■ Requirement ■
Track down each line that has the word "avec" and copy it.

■ Data to use ■
* * * * *

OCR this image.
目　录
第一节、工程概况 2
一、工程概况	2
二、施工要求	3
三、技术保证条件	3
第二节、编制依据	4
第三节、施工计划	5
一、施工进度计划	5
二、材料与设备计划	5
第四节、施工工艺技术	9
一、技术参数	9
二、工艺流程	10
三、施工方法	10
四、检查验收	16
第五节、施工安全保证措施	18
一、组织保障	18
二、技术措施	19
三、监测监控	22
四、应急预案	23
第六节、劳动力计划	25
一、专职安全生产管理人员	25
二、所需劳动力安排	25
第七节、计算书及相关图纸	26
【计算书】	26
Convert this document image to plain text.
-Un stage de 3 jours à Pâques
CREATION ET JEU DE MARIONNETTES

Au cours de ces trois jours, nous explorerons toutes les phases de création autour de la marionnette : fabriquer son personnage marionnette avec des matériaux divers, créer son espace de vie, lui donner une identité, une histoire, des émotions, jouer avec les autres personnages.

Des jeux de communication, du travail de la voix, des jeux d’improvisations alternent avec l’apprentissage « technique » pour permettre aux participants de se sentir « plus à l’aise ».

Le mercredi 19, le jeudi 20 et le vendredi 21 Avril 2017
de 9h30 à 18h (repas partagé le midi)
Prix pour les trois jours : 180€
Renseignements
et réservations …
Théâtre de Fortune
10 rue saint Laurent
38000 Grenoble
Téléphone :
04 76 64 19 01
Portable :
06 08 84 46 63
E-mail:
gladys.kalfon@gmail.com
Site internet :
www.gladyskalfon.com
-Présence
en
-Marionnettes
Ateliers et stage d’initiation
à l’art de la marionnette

* * * * *

■ Solution for this problem ■
Au cours de ces trois jours, nous explorerons toutes les phases de création autour de la marionnette : fabriquer son personnage marionnette avec des matériaux divers, créer son espace de vie, lui donner une identité, une histoire, des émotions, jouer avec les autres personnages.
Des jeux de communication, du travail de la voix, des jeux d’improvisations alternent avec l’apprentissage « technique » pour permettre aux participants de se sentir « plus à l’aise ».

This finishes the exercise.